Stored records
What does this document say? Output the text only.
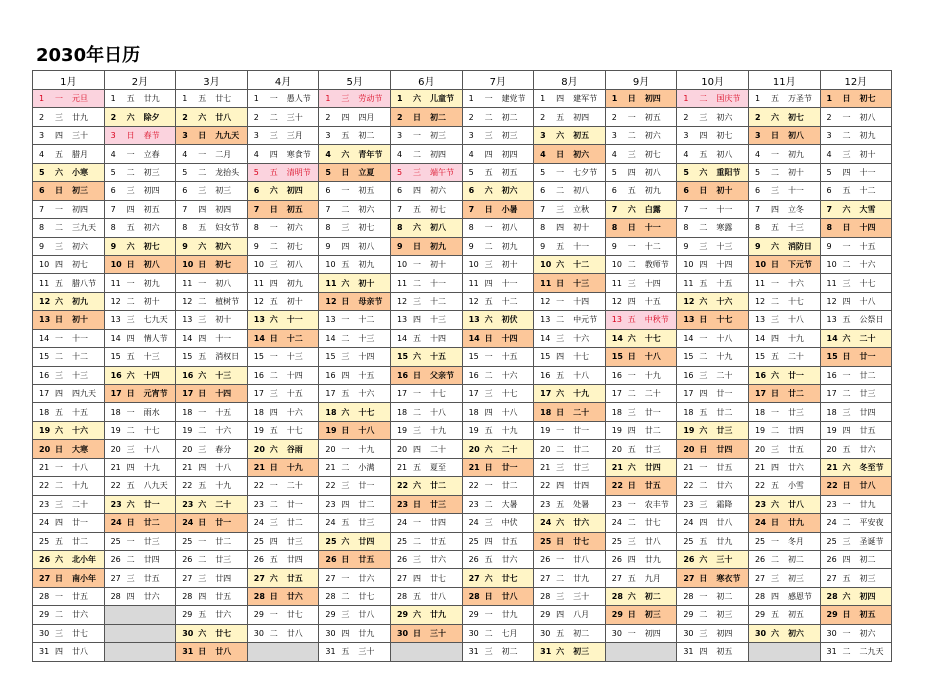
2030年日历
1月	2月	3月	4月	5月	6月	7月	8月	9月	10月	11月	12月
1 一 元旦	1 五 廿九	1 五 廿七	1 一 愚人节	1 三 劳动节	1 六 儿童节	1 一 建党节	1 四 建军节	1 日 初四	1 二 国庆节	1 五 万圣节	1 日 初七
2 三 廿九	2 六 除夕	2 六 廿八	2 二 三十	2 四 四月	2 日 初二	2 二 初二	2 五 初四	2 一 初五	2 三 初六	2 六 初七	2 一 初八
3 四 三十	3 日 春节	3 日 九九天	3 三 三月	3 五 初二	3 一 初三	3 三 初三	3 六 初五	3 二 初六	3 四 初七	3 日 初八	3 二 初九
4 五 腊月	4 一 立春	4 一 二月	4 四 寒食节	4 六 青年节	4 二 初四	4 四 初四	4 日 初六	4 三 初七	4 五 初八	4 一 初九	4 三 初十
5 六 小寒	5 二 初三	5 二 龙抬头	5 五 清明节	5 日 立夏	5 三 端午节	5 五 初五	5 一 七夕节	5 四 初八	5 六 重阳节	5 二 初十	5 四 十一
6 日 初三	6 三 初四	6 三 初三	6 六 初四	6 一 初五	6 四 初六	6 六 初六	6 二 初八	6 五 初九	6 日 初十	6 三 十一	6 五 十二
7 一 初四	7 四 初五	7 四 初四	7 日 初五	7 二 初六	7 五 初七	7 日 小暑	7 三 立秋	7 六 白露	7 一 十一	7 四 立冬	7 六 大雪
8 二 三九天	8 五 初六	8 五 妇女节	8 一 初六	8 三 初七	8 六 初八	8 一 初八	8 四 初十	8 日 十一	8 二 寒露	8 五 十三	8 日 十四
9 三 初六	9 六 初七	9 六 初六	9 二 初七	9 四 初八	9 日 初九	9 二 初九	9 五 十一	9 一 十二	9 三 十三	9 六 消防日	9 一 十五
10 四 初七	10 日 初八	10 日 初七	10 三 初八	10 五 初九	10 一 初十	10 三 初十	10 六 十二	10 二 教师节	10 四 十四	10 日 下元节	10 二 十六
11 五 腊八节	11 一 初九	11 一 初八	11 四 初九	11 六 初十	11 二 十一	11 四 十一	11 日 十三	11 三 十四	11 五 十五	11 一 十六	11 三 十七
12 六 初九	12 二 初十	12 二 植树节	12 五 初十	12 日 母亲节	12 三 十二	12 五 十二	12 一 十四	12 四 十五	12 六 十六	12 二 十七	12 四 十八
13 日 初十	13 三 七九天	13 三 初十	13 六 十一	13 一 十二	13 四 十三	13 六 初伏	13 二 中元节	13 五 中秋节	13 日 十七	13 三 十八	13 五 公祭日
14 一 十一	14 四 情人节	14 四 十一	14 日 十二	14 二 十三	14 五 十四	14 日 十四	14 三 十六	14 六 十七	14 一 十八	14 四 十九	14 六 二十
15 二 十二	15 五 十三	15 五 消权日	15 一 十三	15 三 十四	15 六 十五	15 一 十五	15 四 十七	15 日 十八	15 二 十九	15 五 二十	15 日 廿一
16 三 十三	16 六 十四	16 六 十三	16 二 十四	16 四 十五	16 日 父亲节	16 二 十六	16 五 十八	16 一 十九	16 三 二十	16 六 廿一	16 一 廿二
17 四 四九天	17 日 元宵节	17 日 十四	17 三 十五	17 五 十六	17 一 十七	17 三 十七	17 六 十九	17 二 二十	17 四 廿一	17 日 廿二	17 二 廿三
18 五 十五	18 一 雨水	18 一 十五	18 四 十六	18 六 十七	18 二 十八	18 四 十八	18 日 二十	18 三 廿一	18 五 廿二	18 一 廿三	18 三 廿四
19 六 十六	19 二 十七	19 二 十六	19 五 十七	19 日 十八	19 三 十九	19 五 十九	19 一 廿一	19 四 廿二	19 六 廿三	19 二 廿四	19 四 廿五
20 日 大寒	20 三 十八	20 三 春分	20 六 谷雨	20 一 十九	20 四 二十	20 六 二十	20 二 廿二	20 五 廿三	20 日 廿四	20 三 廿五	20 五 廿六
21 一 十八	21 四 十九	21 四 十八	21 日 十九	21 二 小满	21 五 夏至	21 日 廿一	21 三 廿三	21 六 廿四	21 一 廿五	21 四 廿六	21 六 冬至节
22 二 十九	22 五 八九天	22 五 十九	22 一 二十	22 三 廿一	22 六 廿二	22 一 廿二	22 四 廿四	22 日 廿五	22 二 廿六	22 五 小雪	22 日 廿八
23 三 二十	23 六 廿一	23 六 二十	23 二 廿一	23 四 廿二	23 日 廿三	23 二 大暑	23 五 处暑	23 一 农丰节	23 三 霜降	23 六 廿八	23 一 廿九
24 四 廿一	24 日 廿二	24 日 廿一	24 三 廿二	24 五 廿三	24 一 廿四	24 三 中伏	24 六 廿六	24 二 廿七	24 四 廿八	24 日 廿九	24 二 平安夜
25 五 廿二	25 一 廿三	25 一 廿二	25 四 廿三	25 六 廿四	25 二 廿五	25 四 廿五	25 日 廿七	25 三 廿八	25 五 廿九	25 一 冬月	25 三 圣诞节
26 六 北小年	26 二 廿四	26 二 廿三	26 五 廿四	26 日 廿五	26 三 廿六	26 五 廿六	26 一 廿八	26 四 廿九	26 六 三十	26 二 初二	26 四 初二
27 日 南小年	27 三 廿五	27 三 廿四	27 六 廿五	27 一 廿六	27 四 廿七	27 六 廿七	27 二 廿九	27 五 九月	27 日 寒衣节	27 三 初三	27 五 初三
28 一 廿五	28 四 廿六	28 四 廿五	28 日 廿六	28 二 廿七	28 五 廿八	28 日 廿八	28 三 三十	28 六 初二	28 一 初二	28 四 感恩节	28 六 初四
29 二 廿六		29 五 廿六	29 一 廿七	29 三 廿八	29 六 廿九	29 一 廿九	29 四 八月	29 日 初三	29 二 初三	29 五 初五	29 日 初五
30 三 廿七		30 六 廿七	30 二 廿八	30 四 廿九	30 日 三十	30 二 七月	30 五 初二	30 一 初四	30 三 初四	30 六 初六	30 一 初六
31 四 廿八		31 日 廿八		31 五 三十		31 三 初二	31 六 初三		31 四 初五		31 二 二九天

§ TASK REQUIREMENTS
Transcribe all entries above exactly. Drop the pictures.

§ WRITTEN ANSWER
What does this document say? Output the text only.
2030年日历
1月	2月	3月	4月	5月	6月	7月	8月	9月	10月	11月	12月
1 一 元旦	1 五 廿九	1 五 廿七	1 一 愚人节	1 三 劳动节	1 六 儿童节	1 一 建党节	1 四 建军节	1 日 初四	1 二 国庆节	1 五 万圣节	1 日 初七
2 三 廿九	2 六 除夕	2 六 廿八	2 二 三十	2 四 四月	2 日 初二	2 二 初二	2 五 初四	2 一 初五	2 三 初六	2 六 初七	2 一 初八
3 四 三十	3 日 春节	3 日 九九天	3 三 三月	3 五 初二	3 一 初三	3 三 初三	3 六 初五	3 二 初六	3 四 初七	3 日 初八	3 二 初九
4 五 腊月	4 一 立春	4 一 二月	4 四 寒食节	4 六 青年节	4 二 初四	4 四 初四	4 日 初六	4 三 初七	4 五 初八	4 一 初九	4 三 初十
5 六 小寒	5 二 初三	5 二 龙抬头	5 五 清明节	5 日 立夏	5 三 端午节	5 五 初五	5 一 七夕节	5 四 初八	5 六 重阳节	5 二 初十	5 四 十一
6 日 初三	6 三 初四	6 三 初三	6 六 初四	6 一 初五	6 四 初六	6 六 初六	6 二 初八	6 五 初九	6 日 初十	6 三 十一	6 五 十二
7 一 初四	7 四 初五	7 四 初四	7 日 初五	7 二 初六	7 五 初七	7 日 小暑	7 三 立秋	7 六 白露	7 一 十一	7 四 立冬	7 六 大雪
8 二 三九天	8 五 初六	8 五 妇女节	8 一 初六	8 三 初七	8 六 初八	8 一 初八	8 四 初十	8 日 十一	8 二 寒露	8 五 十三	8 日 十四
9 三 初六	9 六 初七	9 六 初六	9 二 初七	9 四 初八	9 日 初九	9 二 初九	9 五 十一	9 一 十二	9 三 十三	9 六 消防日	9 一 十五
10 四 初七	10 日 初八	10 日 初七	10 三 初八	10 五 初九	10 一 初十	10 三 初十	10 六 十二	10 二 教师节	10 四 十四	10 日 下元节	10 二 十六
11 五 腊八节	11 一 初九	11 一 初八	11 四 初九	11 六 初十	11 二 十一	11 四 十一	11 日 十三	11 三 十四	11 五 十五	11 一 十六	11 三 十七
12 六 初九	12 二 初十	12 二 植树节	12 五 初十	12 日 母亲节	12 三 十二	12 五 十二	12 一 十四	12 四 十五	12 六 十六	12 二 十七	12 四 十八
13 日 初十	13 三 七九天	13 三 初十	13 六 十一	13 一 十二	13 四 十三	13 六 初伏	13 二 中元节	13 五 中秋节	13 日 十七	13 三 十八	13 五 公祭日
14 一 十一	14 四 情人节	14 四 十一	14 日 十二	14 二 十三	14 五 十四	14 日 十四	14 三 十六	14 六 十七	14 一 十八	14 四 十九	14 六 二十
15 二 十二	15 五 十三	15 五 消权日	15 一 十三	15 三 十四	15 六 十五	15 一 十五	15 四 十七	15 日 十八	15 二 十九	15 五 二十	15 日 廿一
16 三 十三	16 六 十四	16 六 十三	16 二 十四	16 四 十五	16 日 父亲节	16 二 十六	16 五 十八	16 一 十九	16 三 二十	16 六 廿一	16 一 廿二
17 四 四九天	17 日 元宵节	17 日 十四	17 三 十五	17 五 十六	17 一 十七	17 三 十七	17 六 十九	17 二 二十	17 四 廿一	17 日 廿二	17 二 廿三
18 五 十五	18 一 雨水	18 一 十五	18 四 十六	18 六 十七	18 二 十八	18 四 十八	18 日 二十	18 三 廿一	18 五 廿二	18 一 廿三	18 三 廿四
19 六 十六	19 二 十七	19 二 十六	19 五 十七	19 日 十八	19 三 十九	19 五 十九	19 一 廿一	19 四 廿二	19 六 廿三	19 二 廿四	19 四 廿五
20 日 大寒	20 三 十八	20 三 春分	20 六 谷雨	20 一 十九	20 四 二十	20 六 二十	20 二 廿二	20 五 廿三	20 日 廿四	20 三 廿五	20 五 廿六
21 一 十八	21 四 十九	21 四 十八	21 日 十九	21 二 小满	21 五 夏至	21 日 廿一	21 三 廿三	21 六 廿四	21 一 廿五	21 四 廿六	21 六 冬至节
22 二 十九	22 五 八九天	22 五 十九	22 一 二十	22 三 廿一	22 六 廿二	22 一 廿二	22 四 廿四	22 日 廿五	22 二 廿六	22 五 小雪	22 日 廿八
23 三 二十	23 六 廿一	23 六 二十	23 二 廿一	23 四 廿二	23 日 廿三	23 二 大暑	23 五 处暑	23 一 农丰节	23 三 霜降	23 六 廿八	23 一 廿九
24 四 廿一	24 日 廿二	24 日 廿一	24 三 廿二	24 五 廿三	24 一 廿四	24 三 中伏	24 六 廿六	24 二 廿七	24 四 廿八	24 日 廿九	24 二 平安夜
25 五 廿二	25 一 廿三	25 一 廿二	25 四 廿三	25 六 廿四	25 二 廿五	25 四 廿五	25 日 廿七	25 三 廿八	25 五 廿九	25 一 冬月	25 三 圣诞节
26 六 北小年	26 二 廿四	26 二 廿三	26 五 廿四	26 日 廿五	26 三 廿六	26 五 廿六	26 一 廿八	26 四 廿九	26 六 三十	26 二 初二	26 四 初二
27 日 南小年	27 三 廿五	27 三 廿四	27 六 廿五	27 一 廿六	27 四 廿七	27 六 廿七	27 二 廿九	27 五 九月	27 日 寒衣节	27 三 初三	27 五 初三
28 一 廿五	28 四 廿六	28 四 廿五	28 日 廿六	28 二 廿七	28 五 廿八	28 日 廿八	28 三 三十	28 六 初二	28 一 初二	28 四 感恩节	28 六 初四
29 二 廿六		29 五 廿六	29 一 廿七	29 三 廿八	29 六 廿九	29 一 廿九	29 四 八月	29 日 初三	29 二 初三	29 五 初五	29 日 初五
30 三 廿七		30 六 廿七	30 二 廿八	30 四 廿九	30 日 三十	30 二 七月	30 五 初二	30 一 初四	30 三 初四	30 六 初六	30 一 初六
31 四 廿八		31 日 廿八		31 五 三十		31 三 初二	31 六 初三		31 四 初五		31 二 二九天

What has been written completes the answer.